### SHORT PROBLEM
Every record must be transcribed in its entirety, apart from the images, which are to be omitted.

### Data tied to figure images
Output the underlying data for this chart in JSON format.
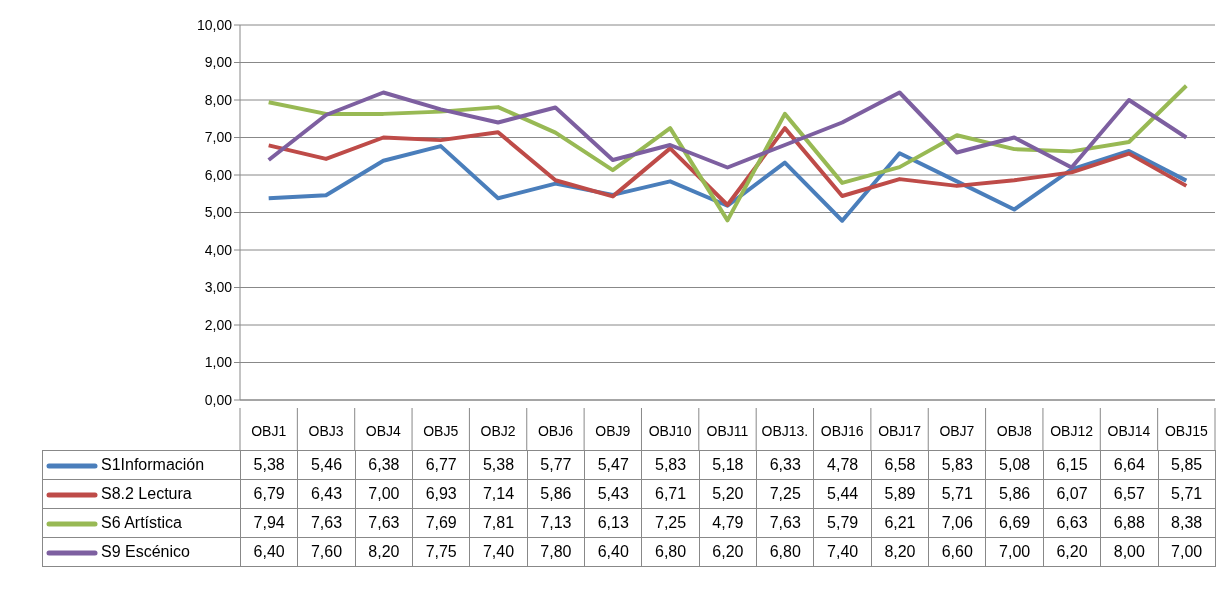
{
  "chart_data": {
    "type": "line",
    "categories": [
      "OBJ1",
      "OBJ3",
      "OBJ4",
      "OBJ5",
      "OBJ2",
      "OBJ6",
      "OBJ9",
      "OBJ10",
      "OBJ11",
      "OBJ13.",
      "OBJ16",
      "OBJ17",
      "OBJ7",
      "OBJ8",
      "OBJ12",
      "OBJ14",
      "OBJ15"
    ],
    "series": [
      {
        "name": "S1Información",
        "color": "#4a7ebb",
        "values": [
          5.38,
          5.46,
          6.38,
          6.77,
          5.38,
          5.77,
          5.47,
          5.83,
          5.18,
          6.33,
          4.78,
          6.58,
          5.83,
          5.08,
          6.15,
          6.64,
          5.85
        ],
        "value_labels": [
          "5,38",
          "5,46",
          "6,38",
          "6,77",
          "5,38",
          "5,77",
          "5,47",
          "5,83",
          "5,18",
          "6,33",
          "4,78",
          "6,58",
          "5,83",
          "5,08",
          "6,15",
          "6,64",
          "5,85"
        ]
      },
      {
        "name": "S8.2 Lectura",
        "color": "#be4b48",
        "values": [
          6.79,
          6.43,
          7.0,
          6.93,
          7.14,
          5.86,
          5.43,
          6.71,
          5.2,
          7.25,
          5.44,
          5.89,
          5.71,
          5.86,
          6.07,
          6.57,
          5.71
        ],
        "value_labels": [
          "6,79",
          "6,43",
          "7,00",
          "6,93",
          "7,14",
          "5,86",
          "5,43",
          "6,71",
          "5,20",
          "7,25",
          "5,44",
          "5,89",
          "5,71",
          "5,86",
          "6,07",
          "6,57",
          "5,71"
        ]
      },
      {
        "name": "S6 Artística",
        "color": "#98b954",
        "values": [
          7.94,
          7.63,
          7.63,
          7.69,
          7.81,
          7.13,
          6.13,
          7.25,
          4.79,
          7.63,
          5.79,
          6.21,
          7.06,
          6.69,
          6.63,
          6.88,
          8.38
        ],
        "value_labels": [
          "7,94",
          "7,63",
          "7,63",
          "7,69",
          "7,81",
          "7,13",
          "6,13",
          "7,25",
          "4,79",
          "7,63",
          "5,79",
          "6,21",
          "7,06",
          "6,69",
          "6,63",
          "6,88",
          "8,38"
        ]
      },
      {
        "name": "S9 Escénico",
        "color": "#7d5fa0",
        "values": [
          6.4,
          7.6,
          8.2,
          7.75,
          7.4,
          7.8,
          6.4,
          6.8,
          6.2,
          6.8,
          7.4,
          8.2,
          6.6,
          7.0,
          6.2,
          8.0,
          7.0
        ],
        "value_labels": [
          "6,40",
          "7,60",
          "8,20",
          "7,75",
          "7,40",
          "7,80",
          "6,40",
          "6,80",
          "6,20",
          "6,80",
          "7,40",
          "8,20",
          "6,60",
          "7,00",
          "6,20",
          "8,00",
          "7,00"
        ]
      }
    ],
    "ylim": [
      0,
      10
    ],
    "yticks": [
      {
        "value": 0,
        "label": "0,00"
      },
      {
        "value": 1,
        "label": "1,00"
      },
      {
        "value": 2,
        "label": "2,00"
      },
      {
        "value": 3,
        "label": "3,00"
      },
      {
        "value": 4,
        "label": "4,00"
      },
      {
        "value": 5,
        "label": "5,00"
      },
      {
        "value": 6,
        "label": "6,00"
      },
      {
        "value": 7,
        "label": "7,00"
      },
      {
        "value": 8,
        "label": "8,00"
      },
      {
        "value": 9,
        "label": "9,00"
      },
      {
        "value": 10,
        "label": "10,00"
      }
    ],
    "grid": "y",
    "legend": "bottom left",
    "marker": "none",
    "line_style": "solid"
  }
}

### OUTPUT
Output the underlying data for this chart in JSON format.
{
  "chart_data": {
    "type": "line",
    "categories": [
      "OBJ1",
      "OBJ3",
      "OBJ4",
      "OBJ5",
      "OBJ2",
      "OBJ6",
      "OBJ9",
      "OBJ10",
      "OBJ11",
      "OBJ13.",
      "OBJ16",
      "OBJ17",
      "OBJ7",
      "OBJ8",
      "OBJ12",
      "OBJ14",
      "OBJ15"
    ],
    "series": [
      {
        "name": "S1Información",
        "color": "#4a7ebb",
        "values": [
          5.38,
          5.46,
          6.38,
          6.77,
          5.38,
          5.77,
          5.47,
          5.83,
          5.18,
          6.33,
          4.78,
          6.58,
          5.83,
          5.08,
          6.15,
          6.64,
          5.85
        ],
        "value_labels": [
          "5,38",
          "5,46",
          "6,38",
          "6,77",
          "5,38",
          "5,77",
          "5,47",
          "5,83",
          "5,18",
          "6,33",
          "4,78",
          "6,58",
          "5,83",
          "5,08",
          "6,15",
          "6,64",
          "5,85"
        ]
      },
      {
        "name": "S8.2 Lectura",
        "color": "#be4b48",
        "values": [
          6.79,
          6.43,
          7.0,
          6.93,
          7.14,
          5.86,
          5.43,
          6.71,
          5.2,
          7.25,
          5.44,
          5.89,
          5.71,
          5.86,
          6.07,
          6.57,
          5.71
        ],
        "value_labels": [
          "6,79",
          "6,43",
          "7,00",
          "6,93",
          "7,14",
          "5,86",
          "5,43",
          "6,71",
          "5,20",
          "7,25",
          "5,44",
          "5,89",
          "5,71",
          "5,86",
          "6,07",
          "6,57",
          "5,71"
        ]
      },
      {
        "name": "S6 Artística",
        "color": "#98b954",
        "values": [
          7.94,
          7.63,
          7.63,
          7.69,
          7.81,
          7.13,
          6.13,
          7.25,
          4.79,
          7.63,
          5.79,
          6.21,
          7.06,
          6.69,
          6.63,
          6.88,
          8.38
        ],
        "value_labels": [
          "7,94",
          "7,63",
          "7,63",
          "7,69",
          "7,81",
          "7,13",
          "6,13",
          "7,25",
          "4,79",
          "7,63",
          "5,79",
          "6,21",
          "7,06",
          "6,69",
          "6,63",
          "6,88",
          "8,38"
        ]
      },
      {
        "name": "S9 Escénico",
        "color": "#7d5fa0",
        "values": [
          6.4,
          7.6,
          8.2,
          7.75,
          7.4,
          7.8,
          6.4,
          6.8,
          6.2,
          6.8,
          7.4,
          8.2,
          6.6,
          7.0,
          6.2,
          8.0,
          7.0
        ],
        "value_labels": [
          "6,40",
          "7,60",
          "8,20",
          "7,75",
          "7,40",
          "7,80",
          "6,40",
          "6,80",
          "6,20",
          "6,80",
          "7,40",
          "8,20",
          "6,60",
          "7,00",
          "6,20",
          "8,00",
          "7,00"
        ]
      }
    ],
    "ylim": [
      0,
      10
    ],
    "yticks": [
      {
        "value": 0,
        "label": "0,00"
      },
      {
        "value": 1,
        "label": "1,00"
      },
      {
        "value": 2,
        "label": "2,00"
      },
      {
        "value": 3,
        "label": "3,00"
      },
      {
        "value": 4,
        "label": "4,00"
      },
      {
        "value": 5,
        "label": "5,00"
      },
      {
        "value": 6,
        "label": "6,00"
      },
      {
        "value": 7,
        "label": "7,00"
      },
      {
        "value": 8,
        "label": "8,00"
      },
      {
        "value": 9,
        "label": "9,00"
      },
      {
        "value": 10,
        "label": "10,00"
      }
    ],
    "grid": "y",
    "legend": "bottom left",
    "marker": "none",
    "line_style": "solid"
  }
}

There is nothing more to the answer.